_Stated task 1_
In the forum thread about flies, what does Skyeking recommend?

_Source excerpt_
****

# flies



## droper (Apr 27, 2011)

anything i can put in the cage or around to repel flies and other bugs like ticks and fleas


----------



## spirit wings (Mar 29, 2008)

if you keep the cage clean there should not be a problem with too many pests.. offer a bath pan to your doves they will enjoy that and keep themselves clean that way.. you can put just a tablesppon per gallon of water of 20 mule team borax in the bath water, it helps keep parasites at bay.. some if you have an open cage..sprinkle a bit of cedar shavings in the bottom of the cage..under the wire bottom..


----------



## tipllers rule (Aug 2, 2010)

in summer i get likea clothe screen and cover my wire so ya it works pretty well


----------



## spirit wings (Mar 29, 2008)

tipllers rule said:


> in summer i get likea clothe screen and cover my wire so ya it works pretty well


That is a really great idea!


----------



## Skyeking (Jan 17, 2003)

*De*



droper said:


> anything i can put in the cage or around to repel flies and other bugs like ticks and fleas


Diatomaceous earth, food grade...


----------



## tipllers rule (Aug 2, 2010)

spirit wings said:


> That is a really great idea!


thanks


----------

****

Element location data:
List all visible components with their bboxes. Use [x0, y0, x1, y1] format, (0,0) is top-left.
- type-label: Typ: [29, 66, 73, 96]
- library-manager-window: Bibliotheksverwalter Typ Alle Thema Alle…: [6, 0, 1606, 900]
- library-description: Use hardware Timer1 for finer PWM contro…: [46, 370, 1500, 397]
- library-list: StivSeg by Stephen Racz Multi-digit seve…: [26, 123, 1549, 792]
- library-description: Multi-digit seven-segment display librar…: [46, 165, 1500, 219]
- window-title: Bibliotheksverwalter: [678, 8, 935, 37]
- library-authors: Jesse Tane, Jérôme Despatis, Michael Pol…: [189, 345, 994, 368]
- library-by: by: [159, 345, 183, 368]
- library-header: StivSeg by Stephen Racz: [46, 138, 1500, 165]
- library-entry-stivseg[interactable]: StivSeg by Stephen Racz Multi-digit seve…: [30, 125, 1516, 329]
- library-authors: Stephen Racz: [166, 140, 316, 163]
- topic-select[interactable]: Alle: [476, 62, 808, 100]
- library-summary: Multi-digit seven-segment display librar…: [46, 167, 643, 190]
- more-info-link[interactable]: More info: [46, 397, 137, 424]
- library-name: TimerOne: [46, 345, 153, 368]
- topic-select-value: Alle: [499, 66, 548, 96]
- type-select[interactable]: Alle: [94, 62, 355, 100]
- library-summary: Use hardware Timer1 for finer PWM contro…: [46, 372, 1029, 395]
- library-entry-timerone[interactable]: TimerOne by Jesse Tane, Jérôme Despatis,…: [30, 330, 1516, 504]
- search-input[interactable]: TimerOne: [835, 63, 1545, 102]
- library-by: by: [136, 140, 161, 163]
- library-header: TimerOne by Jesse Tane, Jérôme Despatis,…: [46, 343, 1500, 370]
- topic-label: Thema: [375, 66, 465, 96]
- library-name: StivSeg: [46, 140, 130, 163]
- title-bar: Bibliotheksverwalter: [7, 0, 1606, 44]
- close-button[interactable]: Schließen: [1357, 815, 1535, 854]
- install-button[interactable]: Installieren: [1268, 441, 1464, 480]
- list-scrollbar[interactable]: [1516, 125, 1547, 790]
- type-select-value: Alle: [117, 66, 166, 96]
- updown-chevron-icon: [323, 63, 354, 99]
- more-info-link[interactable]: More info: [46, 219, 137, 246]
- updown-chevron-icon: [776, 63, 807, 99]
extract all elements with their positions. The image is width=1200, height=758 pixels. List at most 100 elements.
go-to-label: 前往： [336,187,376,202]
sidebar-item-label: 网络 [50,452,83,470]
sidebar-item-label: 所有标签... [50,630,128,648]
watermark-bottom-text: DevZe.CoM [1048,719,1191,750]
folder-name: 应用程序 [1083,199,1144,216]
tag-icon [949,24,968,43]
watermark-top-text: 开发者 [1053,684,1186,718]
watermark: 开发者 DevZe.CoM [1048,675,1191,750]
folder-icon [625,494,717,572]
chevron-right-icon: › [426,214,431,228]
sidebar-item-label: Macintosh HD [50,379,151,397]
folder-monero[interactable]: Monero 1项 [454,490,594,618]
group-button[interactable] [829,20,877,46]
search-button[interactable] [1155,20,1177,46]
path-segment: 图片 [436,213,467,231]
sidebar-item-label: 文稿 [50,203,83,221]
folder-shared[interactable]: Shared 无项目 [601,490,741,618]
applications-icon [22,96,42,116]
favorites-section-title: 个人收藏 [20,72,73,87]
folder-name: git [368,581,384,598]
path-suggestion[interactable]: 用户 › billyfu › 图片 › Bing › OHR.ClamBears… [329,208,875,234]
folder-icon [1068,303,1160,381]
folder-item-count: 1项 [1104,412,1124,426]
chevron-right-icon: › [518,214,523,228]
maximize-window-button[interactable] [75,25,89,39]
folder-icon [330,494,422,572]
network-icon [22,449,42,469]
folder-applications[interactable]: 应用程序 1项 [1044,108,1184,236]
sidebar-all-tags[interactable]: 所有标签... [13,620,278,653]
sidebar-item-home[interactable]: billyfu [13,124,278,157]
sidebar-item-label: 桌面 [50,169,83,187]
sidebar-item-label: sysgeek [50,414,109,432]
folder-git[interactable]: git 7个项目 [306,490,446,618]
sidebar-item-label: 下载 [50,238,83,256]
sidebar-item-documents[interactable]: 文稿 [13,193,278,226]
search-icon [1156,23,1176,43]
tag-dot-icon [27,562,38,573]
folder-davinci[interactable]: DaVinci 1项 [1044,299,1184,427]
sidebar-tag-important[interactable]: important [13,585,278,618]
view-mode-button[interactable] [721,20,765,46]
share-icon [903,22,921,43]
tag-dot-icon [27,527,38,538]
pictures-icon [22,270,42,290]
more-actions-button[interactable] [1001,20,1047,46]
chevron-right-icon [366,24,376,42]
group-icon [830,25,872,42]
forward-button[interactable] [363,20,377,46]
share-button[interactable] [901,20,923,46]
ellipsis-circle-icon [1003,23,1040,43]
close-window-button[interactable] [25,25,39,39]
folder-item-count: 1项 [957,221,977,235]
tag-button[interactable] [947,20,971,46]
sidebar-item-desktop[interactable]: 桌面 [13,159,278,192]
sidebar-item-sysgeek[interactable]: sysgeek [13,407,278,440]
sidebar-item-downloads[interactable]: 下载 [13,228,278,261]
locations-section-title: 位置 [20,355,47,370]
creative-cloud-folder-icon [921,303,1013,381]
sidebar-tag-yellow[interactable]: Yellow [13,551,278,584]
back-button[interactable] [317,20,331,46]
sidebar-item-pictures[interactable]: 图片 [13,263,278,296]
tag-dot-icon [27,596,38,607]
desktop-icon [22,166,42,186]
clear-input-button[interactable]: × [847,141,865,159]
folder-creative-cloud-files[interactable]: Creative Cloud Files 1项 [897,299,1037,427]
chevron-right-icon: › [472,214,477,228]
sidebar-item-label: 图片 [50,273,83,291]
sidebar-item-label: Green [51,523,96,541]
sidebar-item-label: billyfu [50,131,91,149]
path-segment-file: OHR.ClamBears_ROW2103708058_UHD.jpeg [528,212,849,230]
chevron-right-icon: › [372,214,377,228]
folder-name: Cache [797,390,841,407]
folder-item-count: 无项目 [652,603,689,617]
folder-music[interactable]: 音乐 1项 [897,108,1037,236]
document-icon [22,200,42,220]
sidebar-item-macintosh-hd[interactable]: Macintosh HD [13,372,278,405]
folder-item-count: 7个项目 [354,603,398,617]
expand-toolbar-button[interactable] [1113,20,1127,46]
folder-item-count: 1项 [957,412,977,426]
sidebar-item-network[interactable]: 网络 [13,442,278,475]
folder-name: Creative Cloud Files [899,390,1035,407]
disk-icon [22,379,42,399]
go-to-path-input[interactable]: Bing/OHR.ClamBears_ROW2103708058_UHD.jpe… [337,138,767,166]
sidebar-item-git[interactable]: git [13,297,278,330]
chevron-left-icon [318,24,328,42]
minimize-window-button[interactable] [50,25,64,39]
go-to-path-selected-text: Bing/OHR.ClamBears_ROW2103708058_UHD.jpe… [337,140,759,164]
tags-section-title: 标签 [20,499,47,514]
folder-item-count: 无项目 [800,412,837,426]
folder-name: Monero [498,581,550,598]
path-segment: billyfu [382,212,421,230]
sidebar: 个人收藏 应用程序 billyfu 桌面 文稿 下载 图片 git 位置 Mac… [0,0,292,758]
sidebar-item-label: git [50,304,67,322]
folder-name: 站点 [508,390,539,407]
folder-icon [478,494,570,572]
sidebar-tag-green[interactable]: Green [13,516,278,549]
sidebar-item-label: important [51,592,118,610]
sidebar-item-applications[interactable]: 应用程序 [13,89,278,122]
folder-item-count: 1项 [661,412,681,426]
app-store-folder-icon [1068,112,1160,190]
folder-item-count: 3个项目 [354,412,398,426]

****

_Stated task 2_
Duplicate the entries from their first line through the line that contains "- library-description: Use", inclusive.

_Full response 1_
Food-grade diatomaceous earth.

_Full response 2_
List all visible components with their bboxes. Use [x0, y0, x1, y1] format, (0,0) is top-left.
- type-label: Typ: [29, 66, 73, 96]
- library-manager-window: Bibliotheksverwalter Typ Alle Thema Alle…: [6, 0, 1606, 900]
- library-description: Use hardware Timer1 for finer PWM contro…: [46, 370, 1500, 397]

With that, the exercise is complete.